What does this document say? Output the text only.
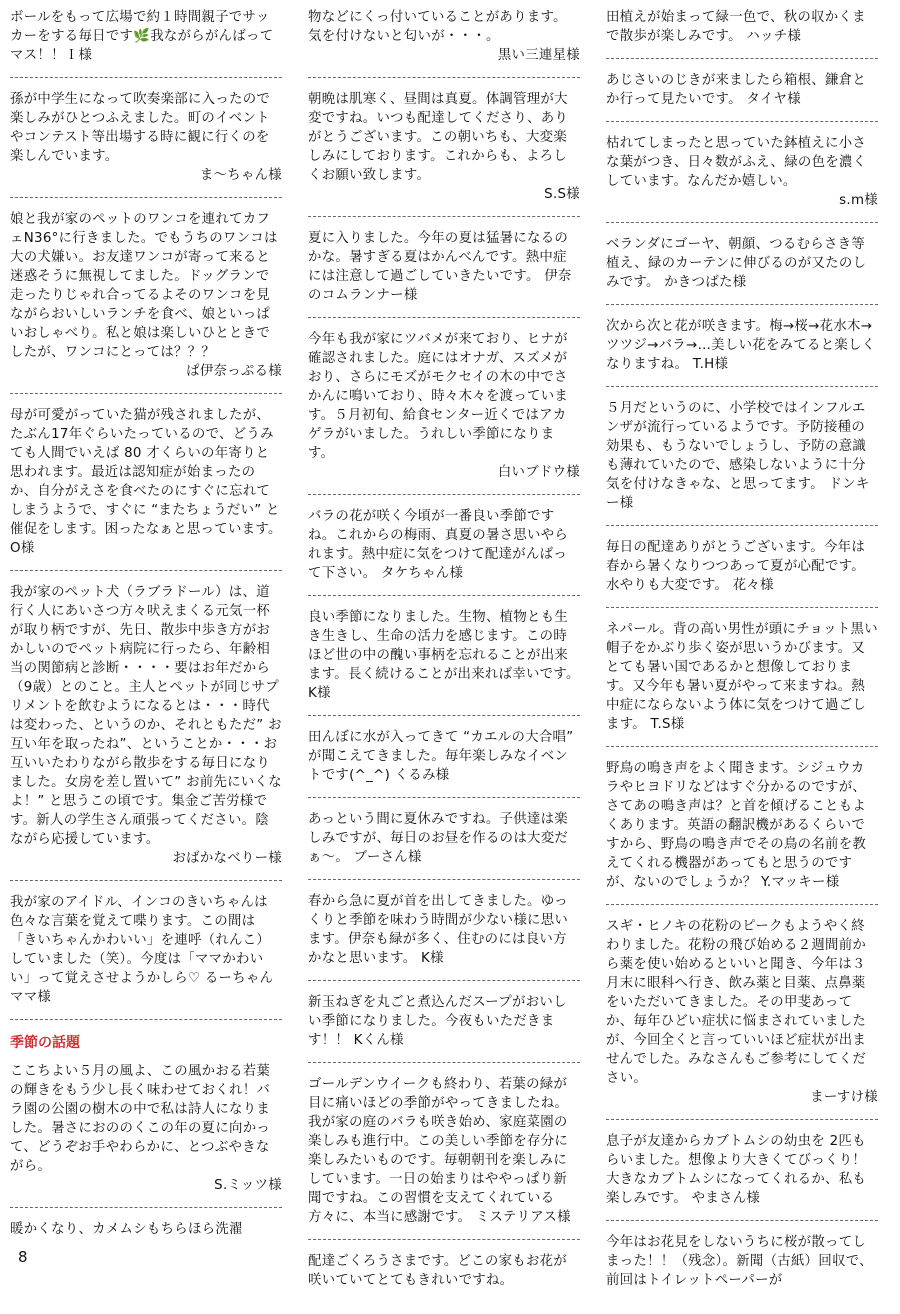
ボールをもって広場で約１時間親子でサッカーをする毎日です🌿我ながらがんばってマス！！Ｉ様
孫が中学生になって吹奏楽部に入ったので楽しみがひとつふえました。町のイベントやコンテスト等出場する時に観に行くのを楽しんでいます。
ま〜ちゃん様
娘と我が家のペットのワンコを連れてカフェN36°に行きました。でもうちのワンコは大の犬嫌い。お友達ワンコが寄って来ると迷惑そうに無視してました。ドッグランで走ったりじゃれ合ってるよそのワンコを見ながらおいしいランチを食べ、娘といっぱいおしゃべり。私と娘は楽しいひとときでしたが、ワンコにとっては？？？
ぱ伊奈っぷる様
母が可愛がっていた猫が残されましたが、たぶん17年ぐらいたっているので、どうみても人間でいえば 80 才くらいの年寄りと思われます。最近は認知症が始まったのか、自分がえさを食べたのにすぐに忘れてしまうようで、すぐに “またちょうだい” と催促をします。困ったなぁと思っています。 O様
我が家のペット犬（ラブラドール）は、道行く人にあいさつ方々吠えまくる元気一杯が取り柄ですが、先日、散歩中歩き方がおかしいのでペット病院に行ったら、年齢相当の関節病と診断・・・・要はお年だから（9歳）とのこと。主人とペットが同じサプリメントを飲むようになるとは・・・時代は変わった、というのか、それともただ” お互い年を取ったね”、ということか・・・お互いいたわりながら散歩をする毎日になりました。女房を差し置いて” お前先にいくなよ！” と思うこの頃です。集金ご苦労様です。新人の学生さん頑張ってください。陰ながら応援しています。
おばかなべりー様
我が家のアイドル、インコのきいちゃんは色々な言葉を覚えて喋ります。この間は「きいちゃんかわいい」を連呼（れんこ）していました（笑）。今度は「ママかわいい」って覚えさせようかしら♡ るーちゃんママ様
季節の話題
ここちよい５月の風よ、この風かおる若葉の輝きをもう少し長く味わせておくれ！バラ園の公園の樹木の中で私は詩人になりました。暑さにおののくこの年の夏に向かって、どうぞお手やわらかに、とつぶやきながら。
S.ミッツ様
暖かくなり、カメムシもちらほら洗濯
物などにくっ付いていることがあります。気を付けないと匂いが・・・。
黒い三連星様
朝晩は肌寒く、昼間は真夏。体調管理が大変ですね。いつも配達してくださり、ありがとうございます。この朝いちも、大変楽しみにしております。これからも、よろしくお願い致します。
S.S様
夏に入りました。今年の夏は猛暑になるのかな。暑すぎる夏はかんべんです。熱中症には注意して過ごしていきたいです。 伊奈のコムランナー様
今年も我が家にツバメが来ており、ヒナが確認されました。庭にはオナガ、スズメがおり、さらにモズがモクセイの木の中でさかんに鳴いており、時々木々を渡っています。５月初旬、給食センター近くではアカゲラがいました。うれしい季節になります。
白いブドウ様
バラの花が咲く今頃が一番良い季節ですね。これからの梅雨、真夏の暑さ思いやられます。熱中症に気をつけて配達がんばって下さい。 タケちゃん様
良い季節になりました。生物、植物とも生き生きし、生命の活力を感じます。この時ほど世の中の醜い事柄を忘れることが出来ます。長く続けることが出来れば幸いです。 K様
田んぼに水が入ってきて “カエルの大合唱” が聞こえてきました。毎年楽しみなイベントです(^_^) くるみ様
あっという間に夏休みですね。子供達は楽しみですが、毎日のお昼を作るのは大変だぁ〜。 ブーさん様
春から急に夏が首を出してきました。ゆっくりと季節を味わう時間が少ない様に思います。伊奈も緑が多く、住むのには良い方かなと思います。 K様
新玉ねぎを丸ごと煮込んだスープがおいしい季節になりました。今夜もいただきます！！ Kくん様
ゴールデンウイークも終わり、若葉の緑が目に痛いほどの季節がやってきましたね。我が家の庭のバラも咲き始め、家庭菜園の楽しみも進行中。この美しい季節を存分に楽しみたいものです。毎朝朝刊を楽しみにしています。一日の始まりはややっぱり新聞ですね。この習慣を支えてくれている方々に、本当に感謝です。 ミステリアス様
配達ごくろうさまです。どこの家もお花が咲いていてとてもきれいですね。
田植えが始まって緑一色で、秋の収かくまで散歩が楽しみです。 ハッチ様
あじさいのじきが来ましたら箱根、鎌倉とか行って見たいです。 タイヤ様
枯れてしまったと思っていた鉢植えに小さな葉がつき、日々数がふえ、緑の色を濃くしています。なんだか嬉しい。
s.m様
ベランダにゴーヤ、朝顔、つるむらさき等植え、緑のカーテンに伸びるのが又たのしみです。 かきつばた様
次から次と花が咲きます。梅→桜→花水木→ツツジ→バラ→…美しい花をみてると楽しくなりますね。 T.H様
５月だというのに、小学校ではインフルエンザが流行っているようです。予防接種の効果も、もうないでしょうし、予防の意識も薄れていたので、感染しないように十分気を付けなきゃな、と思ってます。 ドンキー様
毎日の配達ありがとうございます。今年は春から暑くなりつつあって夏が心配です。水やりも大変です。 花々様
ネパール。背の高い男性が頭にチョット黒い帽子をかぶり歩く姿が思いうかびます。又とても暑い国であるかと想像しております。又今年も暑い夏がやって来ますね。熱中症にならないよう体に気をつけて過ごします。 T.S様
野鳥の鳴き声をよく聞きます。シジュウカラやヒヨドリなどはすぐ分かるのですが、さてあの鳴き声は？と首を傾げることもよくあります。英語の翻訳機があるくらいですから、野鳥の鳴き声でその鳥の名前を教えてくれる機器があってもと思うのですが、ないのでしょうか？ Y.マッキー様
スギ・ヒノキの花粉のピークもようやく終わりました。花粉の飛び始める２週間前から薬を使い始めるといいと聞き、今年は３月末に眼科へ行き、飲み薬と目薬、点鼻薬をいただいてきました。その甲斐あってか、毎年ひどい症状に悩まされていましたが、今回全くと言っていいほど症状が出ませんでした。みなさんもご参考にしてください。
まーすけ様
息子が友達からカブトムシの幼虫を 2匹もらいました。想像より大きくてびっくり！大きなカブトムシになってくれるか、私も楽しみです。 やまさん様
今年はお花見をしないうちに桜が散ってしまった！！（残念）。新聞（古紙）回収で、前回はトイレットペーパーが
8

:::::

*What to do*
Make a verbatim copy of all the entries and strip out the pictures.

*Solved exercise*
What does this document say? Output the text only.
ボールをもって広場で約１時間親子でサッカーをする毎日です🌿我ながらがんばってマス！！Ｉ様
孫が中学生になって吹奏楽部に入ったので楽しみがひとつふえました。町のイベントやコンテスト等出場する時に観に行くのを楽しんでいます。
ま〜ちゃん様
娘と我が家のペットのワンコを連れてカフェN36°に行きました。でもうちのワンコは大の犬嫌い。お友達ワンコが寄って来ると迷惑そうに無視してました。ドッグランで走ったりじゃれ合ってるよそのワンコを見ながらおいしいランチを食べ、娘といっぱいおしゃべり。私と娘は楽しいひとときでしたが、ワンコにとっては？？？
ぱ伊奈っぷる様
母が可愛がっていた猫が残されましたが、たぶん17年ぐらいたっているので、どうみても人間でいえば 80 才くらいの年寄りと思われます。最近は認知症が始まったのか、自分がえさを食べたのにすぐに忘れてしまうようで、すぐに “またちょうだい” と催促をします。困ったなぁと思っています。 O様
我が家のペット犬（ラブラドール）は、道行く人にあいさつ方々吠えまくる元気一杯が取り柄ですが、先日、散歩中歩き方がおかしいのでペット病院に行ったら、年齢相当の関節病と診断・・・・要はお年だから（9歳）とのこと。主人とペットが同じサプリメントを飲むようになるとは・・・時代は変わった、というのか、それともただ” お互い年を取ったね”、ということか・・・お互いいたわりながら散歩をする毎日になりました。女房を差し置いて” お前先にいくなよ！” と思うこの頃です。集金ご苦労様です。新人の学生さん頑張ってください。陰ながら応援しています。
おばかなべりー様
我が家のアイドル、インコのきいちゃんは色々な言葉を覚えて喋ります。この間は「きいちゃんかわいい」を連呼（れんこ）していました（笑）。今度は「ママかわいい」って覚えさせようかしら♡ るーちゃんママ様
季節の話題
ここちよい５月の風よ、この風かおる若葉の輝きをもう少し長く味わせておくれ！バラ園の公園の樹木の中で私は詩人になりました。暑さにおののくこの年の夏に向かって、どうぞお手やわらかに、とつぶやきながら。
S.ミッツ様
暖かくなり、カメムシもちらほら洗濯
物などにくっ付いていることがあります。気を付けないと匂いが・・・。
黒い三連星様
朝晩は肌寒く、昼間は真夏。体調管理が大変ですね。いつも配達してくださり、ありがとうございます。この朝いちも、大変楽しみにしております。これからも、よろしくお願い致します。
S.S様
夏に入りました。今年の夏は猛暑になるのかな。暑すぎる夏はかんべんです。熱中症には注意して過ごしていきたいです。 伊奈のコムランナー様
今年も我が家にツバメが来ており、ヒナが確認されました。庭にはオナガ、スズメがおり、さらにモズがモクセイの木の中でさかんに鳴いており、時々木々を渡っています。５月初旬、給食センター近くではアカゲラがいました。うれしい季節になります。
白いブドウ様
バラの花が咲く今頃が一番良い季節ですね。これからの梅雨、真夏の暑さ思いやられます。熱中症に気をつけて配達がんばって下さい。 タケちゃん様
良い季節になりました。生物、植物とも生き生きし、生命の活力を感じます。この時ほど世の中の醜い事柄を忘れることが出来ます。長く続けることが出来れば幸いです。 K様
田んぼに水が入ってきて “カエルの大合唱” が聞こえてきました。毎年楽しみなイベントです(^_^) くるみ様
あっという間に夏休みですね。子供達は楽しみですが、毎日のお昼を作るのは大変だぁ〜。 ブーさん様
春から急に夏が首を出してきました。ゆっくりと季節を味わう時間が少ない様に思います。伊奈も緑が多く、住むのには良い方かなと思います。 K様
新玉ねぎを丸ごと煮込んだスープがおいしい季節になりました。今夜もいただきます！！ Kくん様
ゴールデンウイークも終わり、若葉の緑が目に痛いほどの季節がやってきましたね。我が家の庭のバラも咲き始め、家庭菜園の楽しみも進行中。この美しい季節を存分に楽しみたいものです。毎朝朝刊を楽しみにしています。一日の始まりはややっぱり新聞ですね。この習慣を支えてくれている方々に、本当に感謝です。 ミステリアス様
配達ごくろうさまです。どこの家もお花が咲いていてとてもきれいですね。
田植えが始まって緑一色で、秋の収かくまで散歩が楽しみです。 ハッチ様
あじさいのじきが来ましたら箱根、鎌倉とか行って見たいです。 タイヤ様
枯れてしまったと思っていた鉢植えに小さな葉がつき、日々数がふえ、緑の色を濃くしています。なんだか嬉しい。
s.m様
ベランダにゴーヤ、朝顔、つるむらさき等植え、緑のカーテンに伸びるのが又たのしみです。 かきつばた様
次から次と花が咲きます。梅→桜→花水木→ツツジ→バラ→…美しい花をみてると楽しくなりますね。 T.H様
５月だというのに、小学校ではインフルエンザが流行っているようです。予防接種の効果も、もうないでしょうし、予防の意識も薄れていたので、感染しないように十分気を付けなきゃな、と思ってます。 ドンキー様
毎日の配達ありがとうございます。今年は春から暑くなりつつあって夏が心配です。水やりも大変です。 花々様
ネパール。背の高い男性が頭にチョット黒い帽子をかぶり歩く姿が思いうかびます。又とても暑い国であるかと想像しております。又今年も暑い夏がやって来ますね。熱中症にならないよう体に気をつけて過ごします。 T.S様
野鳥の鳴き声をよく聞きます。シジュウカラやヒヨドリなどはすぐ分かるのですが、さてあの鳴き声は？と首を傾げることもよくあります。英語の翻訳機があるくらいですから、野鳥の鳴き声でその鳥の名前を教えてくれる機器があってもと思うのですが、ないのでしょうか？ Y.マッキー様
スギ・ヒノキの花粉のピークもようやく終わりました。花粉の飛び始める２週間前から薬を使い始めるといいと聞き、今年は３月末に眼科へ行き、飲み薬と目薬、点鼻薬をいただいてきました。その甲斐あってか、毎年ひどい症状に悩まされていましたが、今回全くと言っていいほど症状が出ませんでした。みなさんもご参考にしてください。
まーすけ様
息子が友達からカブトムシの幼虫を 2匹もらいました。想像より大きくてびっくり！大きなカブトムシになってくれるか、私も楽しみです。 やまさん様
今年はお花見をしないうちに桜が散ってしまった！！（残念）。新聞（古紙）回収で、前回はトイレットペーパーが
8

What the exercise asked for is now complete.